## TASK TO COMPLETE
Return every entry exactly.
** START MATERIAL **
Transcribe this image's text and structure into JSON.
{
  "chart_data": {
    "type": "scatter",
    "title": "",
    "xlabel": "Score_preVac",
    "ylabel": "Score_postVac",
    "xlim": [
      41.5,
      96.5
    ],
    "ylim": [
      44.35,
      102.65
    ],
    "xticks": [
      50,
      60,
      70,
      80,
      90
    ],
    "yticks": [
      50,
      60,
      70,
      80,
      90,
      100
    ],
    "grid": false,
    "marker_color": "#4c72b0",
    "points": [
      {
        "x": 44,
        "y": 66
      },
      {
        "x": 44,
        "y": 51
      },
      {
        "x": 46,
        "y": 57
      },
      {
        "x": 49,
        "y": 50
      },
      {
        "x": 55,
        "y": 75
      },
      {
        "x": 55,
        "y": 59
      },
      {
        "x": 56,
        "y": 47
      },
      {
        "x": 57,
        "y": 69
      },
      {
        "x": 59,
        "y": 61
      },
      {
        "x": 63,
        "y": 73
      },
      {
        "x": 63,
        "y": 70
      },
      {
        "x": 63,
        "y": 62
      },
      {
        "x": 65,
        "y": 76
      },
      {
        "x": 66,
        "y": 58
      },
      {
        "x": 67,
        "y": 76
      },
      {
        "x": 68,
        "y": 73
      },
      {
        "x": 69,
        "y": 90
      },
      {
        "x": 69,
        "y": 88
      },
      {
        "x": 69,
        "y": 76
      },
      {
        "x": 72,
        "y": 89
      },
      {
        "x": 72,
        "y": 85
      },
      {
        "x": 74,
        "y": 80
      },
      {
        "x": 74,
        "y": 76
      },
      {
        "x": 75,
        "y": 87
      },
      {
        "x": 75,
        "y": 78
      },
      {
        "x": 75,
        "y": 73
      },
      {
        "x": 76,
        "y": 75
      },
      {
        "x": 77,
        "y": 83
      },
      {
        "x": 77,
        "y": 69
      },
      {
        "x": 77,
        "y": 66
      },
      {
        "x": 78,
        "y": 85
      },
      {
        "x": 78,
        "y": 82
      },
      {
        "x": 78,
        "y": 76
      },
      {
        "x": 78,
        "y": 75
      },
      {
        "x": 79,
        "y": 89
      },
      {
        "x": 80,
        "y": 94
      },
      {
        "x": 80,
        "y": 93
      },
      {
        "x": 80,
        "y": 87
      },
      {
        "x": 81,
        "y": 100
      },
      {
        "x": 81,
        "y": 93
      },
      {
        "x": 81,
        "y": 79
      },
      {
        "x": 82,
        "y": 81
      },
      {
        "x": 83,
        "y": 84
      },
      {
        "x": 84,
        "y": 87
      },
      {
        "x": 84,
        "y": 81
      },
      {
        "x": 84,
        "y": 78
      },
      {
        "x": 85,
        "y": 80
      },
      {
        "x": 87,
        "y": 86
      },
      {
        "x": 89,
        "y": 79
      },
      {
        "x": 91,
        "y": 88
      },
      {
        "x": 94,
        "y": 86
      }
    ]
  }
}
** END MATERIAL **
## TASK OUTPUT
Transcribe this image's text and structure into JSON.
{
  "chart_data": {
    "type": "scatter",
    "title": "",
    "xlabel": "Score_preVac",
    "ylabel": "Score_postVac",
    "xlim": [
      41.5,
      96.5
    ],
    "ylim": [
      44.35,
      102.65
    ],
    "xticks": [
      50,
      60,
      70,
      80,
      90
    ],
    "yticks": [
      50,
      60,
      70,
      80,
      90,
      100
    ],
    "grid": false,
    "marker_color": "#4c72b0",
    "points": [
      {
        "x": 44,
        "y": 66
      },
      {
        "x": 44,
        "y": 51
      },
      {
        "x": 46,
        "y": 57
      },
      {
        "x": 49,
        "y": 50
      },
      {
        "x": 55,
        "y": 75
      },
      {
        "x": 55,
        "y": 59
      },
      {
        "x": 56,
        "y": 47
      },
      {
        "x": 57,
        "y": 69
      },
      {
        "x": 59,
        "y": 61
      },
      {
        "x": 63,
        "y": 73
      },
      {
        "x": 63,
        "y": 70
      },
      {
        "x": 63,
        "y": 62
      },
      {
        "x": 65,
        "y": 76
      },
      {
        "x": 66,
        "y": 58
      },
      {
        "x": 67,
        "y": 76
      },
      {
        "x": 68,
        "y": 73
      },
      {
        "x": 69,
        "y": 90
      },
      {
        "x": 69,
        "y": 88
      },
      {
        "x": 69,
        "y": 76
      },
      {
        "x": 72,
        "y": 89
      },
      {
        "x": 72,
        "y": 85
      },
      {
        "x": 74,
        "y": 80
      },
      {
        "x": 74,
        "y": 76
      },
      {
        "x": 75,
        "y": 87
      },
      {
        "x": 75,
        "y": 78
      },
      {
        "x": 75,
        "y": 73
      },
      {
        "x": 76,
        "y": 75
      },
      {
        "x": 77,
        "y": 83
      },
      {
        "x": 77,
        "y": 69
      },
      {
        "x": 77,
        "y": 66
      },
      {
        "x": 78,
        "y": 85
      },
      {
        "x": 78,
        "y": 82
      },
      {
        "x": 78,
        "y": 76
      },
      {
        "x": 78,
        "y": 75
      },
      {
        "x": 79,
        "y": 89
      },
      {
        "x": 80,
        "y": 94
      },
      {
        "x": 80,
        "y": 93
      },
      {
        "x": 80,
        "y": 87
      },
      {
        "x": 81,
        "y": 100
      },
      {
        "x": 81,
        "y": 93
      },
      {
        "x": 81,
        "y": 79
      },
      {
        "x": 82,
        "y": 81
      },
      {
        "x": 83,
        "y": 84
      },
      {
        "x": 84,
        "y": 87
      },
      {
        "x": 84,
        "y": 81
      },
      {
        "x": 84,
        "y": 78
      },
      {
        "x": 85,
        "y": 80
      },
      {
        "x": 87,
        "y": 86
      },
      {
        "x": 89,
        "y": 79
      },
      {
        "x": 91,
        "y": 88
      },
      {
        "x": 94,
        "y": 86
      }
    ]
  }
}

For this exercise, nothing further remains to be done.